* [Exercise material]
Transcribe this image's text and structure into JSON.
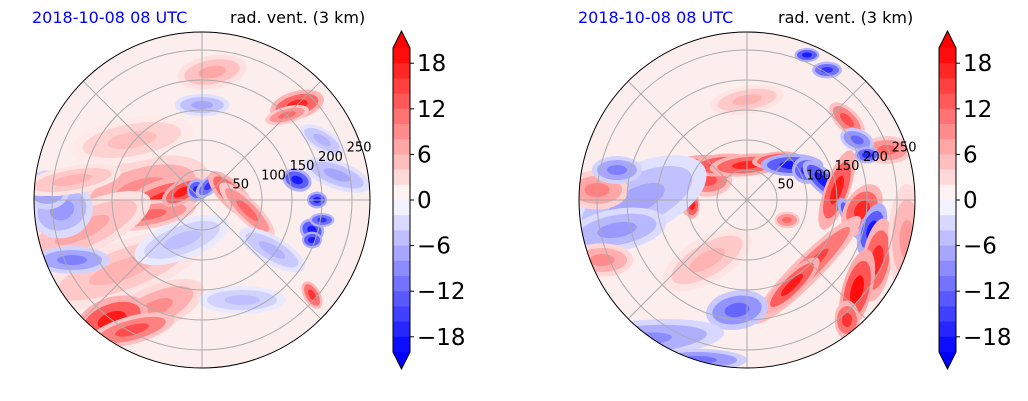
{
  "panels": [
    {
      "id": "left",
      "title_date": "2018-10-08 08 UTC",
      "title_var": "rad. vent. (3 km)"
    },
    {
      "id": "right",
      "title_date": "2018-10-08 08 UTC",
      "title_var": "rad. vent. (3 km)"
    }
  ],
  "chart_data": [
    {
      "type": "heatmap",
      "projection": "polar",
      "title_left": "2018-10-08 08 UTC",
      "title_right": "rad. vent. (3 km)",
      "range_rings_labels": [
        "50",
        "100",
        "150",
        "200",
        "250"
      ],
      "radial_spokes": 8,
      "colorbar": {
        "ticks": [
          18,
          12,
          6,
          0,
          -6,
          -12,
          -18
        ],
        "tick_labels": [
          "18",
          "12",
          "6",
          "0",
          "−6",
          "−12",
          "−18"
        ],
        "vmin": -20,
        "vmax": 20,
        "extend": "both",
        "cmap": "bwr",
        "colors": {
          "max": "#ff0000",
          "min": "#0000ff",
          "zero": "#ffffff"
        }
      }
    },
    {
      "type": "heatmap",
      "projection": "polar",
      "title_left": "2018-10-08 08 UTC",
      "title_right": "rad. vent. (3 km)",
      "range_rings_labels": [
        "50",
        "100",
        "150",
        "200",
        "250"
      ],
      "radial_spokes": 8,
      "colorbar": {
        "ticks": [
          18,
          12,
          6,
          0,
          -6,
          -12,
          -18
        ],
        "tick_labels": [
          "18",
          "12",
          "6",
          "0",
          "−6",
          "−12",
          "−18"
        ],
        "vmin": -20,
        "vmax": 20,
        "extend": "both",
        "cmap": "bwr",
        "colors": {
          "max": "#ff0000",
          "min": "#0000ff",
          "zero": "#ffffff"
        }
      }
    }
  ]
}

--

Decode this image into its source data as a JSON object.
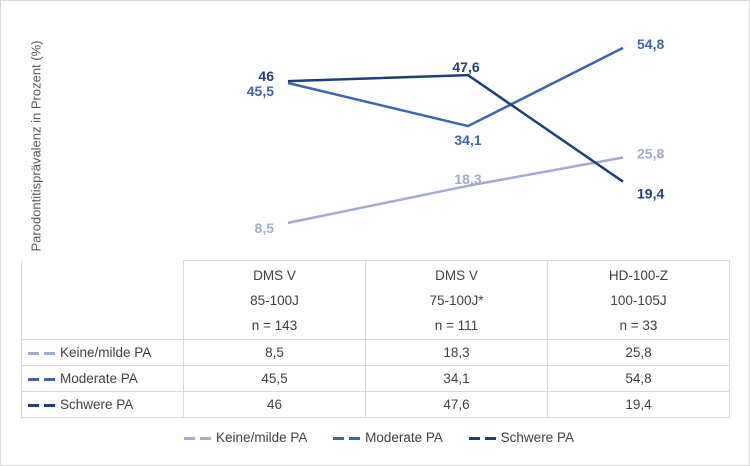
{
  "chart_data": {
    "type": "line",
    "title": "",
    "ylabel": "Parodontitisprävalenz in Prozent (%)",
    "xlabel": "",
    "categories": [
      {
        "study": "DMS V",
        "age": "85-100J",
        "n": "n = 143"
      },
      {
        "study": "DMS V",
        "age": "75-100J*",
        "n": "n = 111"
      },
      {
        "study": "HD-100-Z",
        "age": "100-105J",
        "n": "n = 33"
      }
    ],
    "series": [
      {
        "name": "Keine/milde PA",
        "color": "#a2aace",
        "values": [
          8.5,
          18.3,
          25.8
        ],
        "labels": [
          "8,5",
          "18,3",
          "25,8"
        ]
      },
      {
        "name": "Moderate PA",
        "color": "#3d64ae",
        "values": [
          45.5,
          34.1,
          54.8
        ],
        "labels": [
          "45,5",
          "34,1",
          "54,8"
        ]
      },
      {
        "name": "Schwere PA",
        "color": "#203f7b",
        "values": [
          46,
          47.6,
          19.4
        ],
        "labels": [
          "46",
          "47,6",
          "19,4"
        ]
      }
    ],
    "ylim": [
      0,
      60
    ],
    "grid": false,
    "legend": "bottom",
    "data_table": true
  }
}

* * *

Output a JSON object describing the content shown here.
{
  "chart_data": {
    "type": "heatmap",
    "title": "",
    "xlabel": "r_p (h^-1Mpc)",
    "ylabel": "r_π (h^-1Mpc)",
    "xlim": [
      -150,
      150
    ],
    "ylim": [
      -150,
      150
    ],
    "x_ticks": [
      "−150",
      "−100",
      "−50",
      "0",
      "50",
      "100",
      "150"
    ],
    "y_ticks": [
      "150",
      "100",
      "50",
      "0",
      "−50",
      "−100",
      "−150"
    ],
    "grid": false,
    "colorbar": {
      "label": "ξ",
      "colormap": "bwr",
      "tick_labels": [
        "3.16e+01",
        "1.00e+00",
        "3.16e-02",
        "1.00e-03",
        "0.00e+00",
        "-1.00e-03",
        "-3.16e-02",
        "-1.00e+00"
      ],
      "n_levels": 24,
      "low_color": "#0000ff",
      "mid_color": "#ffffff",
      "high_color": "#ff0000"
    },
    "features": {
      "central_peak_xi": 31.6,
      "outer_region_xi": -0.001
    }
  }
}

* [Objective] In the entries above, identify every line with the word "into". Copy those lines.

* [Written response]
Transcribe this image's text and structure into JSON.
Decode this image into its source data as a JSON object.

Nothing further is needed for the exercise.